--- START DATA FOR THIS TASK ---

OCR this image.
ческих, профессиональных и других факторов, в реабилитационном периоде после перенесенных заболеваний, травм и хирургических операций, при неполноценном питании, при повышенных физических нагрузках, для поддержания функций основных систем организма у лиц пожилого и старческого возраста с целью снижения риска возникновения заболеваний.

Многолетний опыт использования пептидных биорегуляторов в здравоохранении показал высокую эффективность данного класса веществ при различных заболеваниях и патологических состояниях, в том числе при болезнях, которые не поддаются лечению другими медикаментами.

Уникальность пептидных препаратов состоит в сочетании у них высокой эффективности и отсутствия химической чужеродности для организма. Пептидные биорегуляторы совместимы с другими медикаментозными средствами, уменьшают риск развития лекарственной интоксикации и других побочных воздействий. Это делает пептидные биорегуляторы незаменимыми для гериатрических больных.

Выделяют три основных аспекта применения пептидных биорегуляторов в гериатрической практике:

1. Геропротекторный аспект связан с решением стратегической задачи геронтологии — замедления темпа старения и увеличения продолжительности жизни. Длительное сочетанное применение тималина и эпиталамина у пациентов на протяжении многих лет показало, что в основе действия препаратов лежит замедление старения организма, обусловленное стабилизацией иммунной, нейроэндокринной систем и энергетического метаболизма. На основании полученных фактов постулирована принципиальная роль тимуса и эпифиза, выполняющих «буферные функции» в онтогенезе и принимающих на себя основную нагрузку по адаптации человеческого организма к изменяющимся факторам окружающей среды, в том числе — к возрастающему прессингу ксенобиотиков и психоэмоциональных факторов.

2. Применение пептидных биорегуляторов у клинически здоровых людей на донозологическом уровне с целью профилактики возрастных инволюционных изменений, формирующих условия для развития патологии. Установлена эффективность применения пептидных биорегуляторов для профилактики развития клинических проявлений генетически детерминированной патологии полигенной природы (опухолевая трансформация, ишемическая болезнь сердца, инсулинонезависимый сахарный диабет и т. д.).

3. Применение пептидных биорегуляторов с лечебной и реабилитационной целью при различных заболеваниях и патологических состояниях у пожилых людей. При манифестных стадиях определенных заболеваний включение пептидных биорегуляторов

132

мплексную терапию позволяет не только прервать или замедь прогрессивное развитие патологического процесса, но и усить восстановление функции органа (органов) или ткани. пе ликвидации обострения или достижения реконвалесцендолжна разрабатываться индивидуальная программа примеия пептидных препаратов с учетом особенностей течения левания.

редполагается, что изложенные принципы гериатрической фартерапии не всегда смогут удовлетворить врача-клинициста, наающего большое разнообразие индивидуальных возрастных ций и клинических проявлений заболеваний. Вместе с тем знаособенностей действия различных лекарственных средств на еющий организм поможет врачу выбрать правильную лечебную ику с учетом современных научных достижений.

--- END DATA FOR THIS TASK ---

__WRITTEN INSTRUCTION__. All of the records must be repeated exactly.

__WRITTEN ANSWER__.
OCR this image.
ческих, профессиональных и других факторов, в реабилитационном периоде после перенесенных заболеваний, травм и хирургических операций, при неполноценном питании, при повышенных физических нагрузках, для поддержания функций основных систем организма у лиц пожилого и старческого возраста с целью снижения риска возникновения заболеваний.

Многолетний опыт использования пептидных биорегуляторов в здравоохранении показал высокую эффективность данного класса веществ при различных заболеваниях и патологических состояниях, в том числе при болезнях, которые не поддаются лечению другими медикаментами.

Уникальность пептидных препаратов состоит в сочетании у них высокой эффективности и отсутствия химической чужеродности для организма. Пептидные биорегуляторы совместимы с другими медикаментозными средствами, уменьшают риск развития лекарственной интоксикации и других побочных воздействий. Это делает пептидные биорегуляторы незаменимыми для гериатрических больных.

Выделяют три основных аспекта применения пептидных биорегуляторов в гериатрической практике:

1. Геропротекторный аспект связан с решением стратегической задачи геронтологии — замедления темпа старения и увеличения продолжительности жизни. Длительное сочетанное применение тималина и эпиталамина у пациентов на протяжении многих лет показало, что в основе действия препаратов лежит замедление старения организма, обусловленное стабилизацией иммунной, нейроэндокринной систем и энергетического метаболизма. На основании полученных фактов постулирована принципиальная роль тимуса и эпифиза, выполняющих «буферные функции» в онтогенезе и принимающих на себя основную нагрузку по адаптации человеческого организма к изменяющимся факторам окружающей среды, в том числе — к возрастающему прессингу ксенобиотиков и психоэмоциональных факторов.

2. Применение пептидных биорегуляторов у клинически здоровых людей на донозологическом уровне с целью профилактики возрастных инволюционных изменений, формирующих условия для развития патологии. Установлена эффективность применения пептидных биорегуляторов для профилактики развития клинических проявлений генетически детерминированной патологии полигенной природы (опухолевая трансформация, ишемическая болезнь сердца, инсулинонезависимый сахарный диабет и т. д.).

3. Применение пептидных биорегуляторов с лечебной и реабилитационной целью при различных заболеваниях и патологических состояниях у пожилых людей. При манифестных стадиях определенных заболеваний включение пептидных биорегуляторов

132

мплексную терапию позволяет не только прервать или замедь прогрессивное развитие патологического процесса, но и усить восстановление функции органа (органов) или ткани. пе ликвидации обострения или достижения реконвалесцендолжна разрабатываться индивидуальная программа примеия пептидных препаратов с учетом особенностей течения левания.

редполагается, что изложенные принципы гериатрической фартерапии не всегда смогут удовлетворить врача-клинициста, наающего большое разнообразие индивидуальных возрастных ций и клинических проявлений заболеваний. Вместе с тем знаособенностей действия различных лекарственных средств на еющий организм поможет врачу выбрать правильную лечебную ику с учетом современных научных достижений.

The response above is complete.